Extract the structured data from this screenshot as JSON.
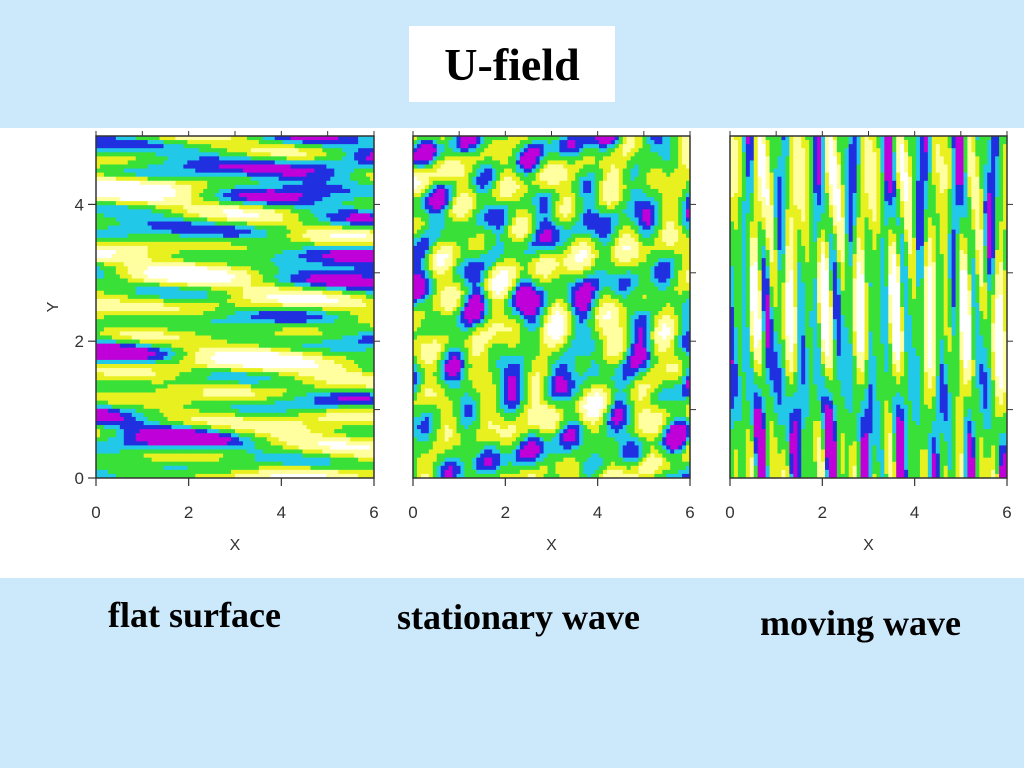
{
  "title": "U-field",
  "captions": [
    "flat surface",
    "stationary wave",
    "moving wave"
  ],
  "colors": {
    "background": "#cce9fb",
    "panel_background": "#ffffff",
    "colormap": [
      "#ffffff",
      "#ffffa0",
      "#e8f020",
      "#38e038",
      "#22c8e8",
      "#2030e0",
      "#c000d8"
    ]
  },
  "chart_data": [
    {
      "type": "heatmap",
      "title": "",
      "xlabel": "X",
      "ylabel": "Y",
      "xlim": [
        0,
        6
      ],
      "ylim": [
        0,
        5
      ],
      "xticks": [
        "0",
        "2",
        "4",
        "6"
      ],
      "yticks": [
        "0",
        "2",
        "4"
      ],
      "pattern": "horizontal streaks"
    },
    {
      "type": "heatmap",
      "title": "",
      "xlabel": "X",
      "ylabel": "",
      "xlim": [
        0,
        6
      ],
      "ylim": [
        0,
        5
      ],
      "xticks": [
        "0",
        "2",
        "4",
        "6"
      ],
      "yticks": [],
      "pattern": "isotropic patches"
    },
    {
      "type": "heatmap",
      "title": "",
      "xlabel": "X",
      "ylabel": "",
      "xlim": [
        0,
        6
      ],
      "ylim": [
        0,
        5
      ],
      "xticks": [
        "0",
        "2",
        "4",
        "6"
      ],
      "yticks": [],
      "pattern": "vertical streaks"
    }
  ]
}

● **EXERCISE DETAILS**: Repeat every record above exactly, but leave out any pictures.

● **TASK ANSWER**:
Extract the structured data from this screenshot as JSON.
{
  "title": "U-field",
  "captions": [
    "flat surface",
    "stationary wave",
    "moving wave"
  ],
  "colors": {
    "background": "#cce9fb",
    "panel_background": "#ffffff",
    "colormap": [
      "#ffffff",
      "#ffffa0",
      "#e8f020",
      "#38e038",
      "#22c8e8",
      "#2030e0",
      "#c000d8"
    ]
  },
  "chart_data": [
    {
      "type": "heatmap",
      "title": "",
      "xlabel": "X",
      "ylabel": "Y",
      "xlim": [
        0,
        6
      ],
      "ylim": [
        0,
        5
      ],
      "xticks": [
        "0",
        "2",
        "4",
        "6"
      ],
      "yticks": [
        "0",
        "2",
        "4"
      ],
      "pattern": "horizontal streaks"
    },
    {
      "type": "heatmap",
      "title": "",
      "xlabel": "X",
      "ylabel": "",
      "xlim": [
        0,
        6
      ],
      "ylim": [
        0,
        5
      ],
      "xticks": [
        "0",
        "2",
        "4",
        "6"
      ],
      "yticks": [],
      "pattern": "isotropic patches"
    },
    {
      "type": "heatmap",
      "title": "",
      "xlabel": "X",
      "ylabel": "",
      "xlim": [
        0,
        6
      ],
      "ylim": [
        0,
        5
      ],
      "xticks": [
        "0",
        "2",
        "4",
        "6"
      ],
      "yticks": [],
      "pattern": "vertical streaks"
    }
  ]
}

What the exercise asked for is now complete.